━━ Records to process ━━

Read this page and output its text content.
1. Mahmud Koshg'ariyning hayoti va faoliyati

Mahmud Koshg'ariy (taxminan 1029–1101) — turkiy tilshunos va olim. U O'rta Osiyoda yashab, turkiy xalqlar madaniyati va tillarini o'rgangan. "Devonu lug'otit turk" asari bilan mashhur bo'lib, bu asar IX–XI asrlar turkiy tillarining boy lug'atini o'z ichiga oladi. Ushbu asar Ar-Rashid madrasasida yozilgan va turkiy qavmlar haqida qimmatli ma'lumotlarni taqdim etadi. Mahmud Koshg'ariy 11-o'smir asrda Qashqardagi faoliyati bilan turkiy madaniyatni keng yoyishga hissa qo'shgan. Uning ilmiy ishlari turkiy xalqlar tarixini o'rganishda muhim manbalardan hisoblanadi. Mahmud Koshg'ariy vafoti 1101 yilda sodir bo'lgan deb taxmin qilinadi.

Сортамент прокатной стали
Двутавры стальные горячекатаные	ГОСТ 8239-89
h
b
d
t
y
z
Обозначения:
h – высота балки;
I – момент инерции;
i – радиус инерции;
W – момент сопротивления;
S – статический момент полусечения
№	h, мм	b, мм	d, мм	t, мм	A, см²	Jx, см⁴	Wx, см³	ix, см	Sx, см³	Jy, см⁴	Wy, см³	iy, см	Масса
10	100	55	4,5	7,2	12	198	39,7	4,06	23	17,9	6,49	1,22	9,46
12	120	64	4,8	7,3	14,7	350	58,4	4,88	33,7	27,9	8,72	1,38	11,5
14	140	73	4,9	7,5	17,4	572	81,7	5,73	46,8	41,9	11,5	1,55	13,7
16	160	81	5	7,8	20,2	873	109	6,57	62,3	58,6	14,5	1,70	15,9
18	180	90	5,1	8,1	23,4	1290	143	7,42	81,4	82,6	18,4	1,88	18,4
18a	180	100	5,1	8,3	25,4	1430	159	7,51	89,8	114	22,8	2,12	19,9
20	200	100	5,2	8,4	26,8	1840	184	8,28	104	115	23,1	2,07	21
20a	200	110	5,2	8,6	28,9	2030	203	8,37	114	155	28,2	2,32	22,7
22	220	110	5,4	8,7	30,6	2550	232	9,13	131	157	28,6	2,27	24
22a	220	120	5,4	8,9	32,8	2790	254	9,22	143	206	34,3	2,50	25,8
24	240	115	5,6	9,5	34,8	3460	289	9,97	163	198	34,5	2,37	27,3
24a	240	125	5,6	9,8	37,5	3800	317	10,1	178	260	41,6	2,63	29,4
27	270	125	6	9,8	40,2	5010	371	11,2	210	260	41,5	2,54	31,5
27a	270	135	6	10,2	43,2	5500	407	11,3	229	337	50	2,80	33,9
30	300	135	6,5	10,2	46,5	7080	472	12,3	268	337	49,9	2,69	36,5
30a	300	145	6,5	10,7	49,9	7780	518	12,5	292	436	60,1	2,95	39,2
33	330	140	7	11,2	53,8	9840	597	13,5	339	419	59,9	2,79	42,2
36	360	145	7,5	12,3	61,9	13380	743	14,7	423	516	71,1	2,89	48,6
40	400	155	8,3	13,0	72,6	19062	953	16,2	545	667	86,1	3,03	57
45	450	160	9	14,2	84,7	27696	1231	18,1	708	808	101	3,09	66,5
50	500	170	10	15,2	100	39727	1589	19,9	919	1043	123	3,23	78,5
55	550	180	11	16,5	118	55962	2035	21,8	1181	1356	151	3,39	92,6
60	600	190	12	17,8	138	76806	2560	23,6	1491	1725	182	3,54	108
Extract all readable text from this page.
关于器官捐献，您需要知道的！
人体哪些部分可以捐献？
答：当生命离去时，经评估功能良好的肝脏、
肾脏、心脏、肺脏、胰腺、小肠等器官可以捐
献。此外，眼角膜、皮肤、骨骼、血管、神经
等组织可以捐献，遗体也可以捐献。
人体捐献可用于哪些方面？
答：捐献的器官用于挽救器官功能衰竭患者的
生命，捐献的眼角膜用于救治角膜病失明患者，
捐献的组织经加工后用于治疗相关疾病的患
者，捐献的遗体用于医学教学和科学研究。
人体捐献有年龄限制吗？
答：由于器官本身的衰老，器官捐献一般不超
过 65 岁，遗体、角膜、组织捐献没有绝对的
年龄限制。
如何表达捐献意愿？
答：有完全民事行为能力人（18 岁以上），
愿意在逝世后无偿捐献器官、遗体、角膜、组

━━━

| Problem to solve |
Find each line with the string "момент" and copy it out.

| Output for this task |
I – момент инерции;
W – момент сопротивления;
S – статический момент полусечения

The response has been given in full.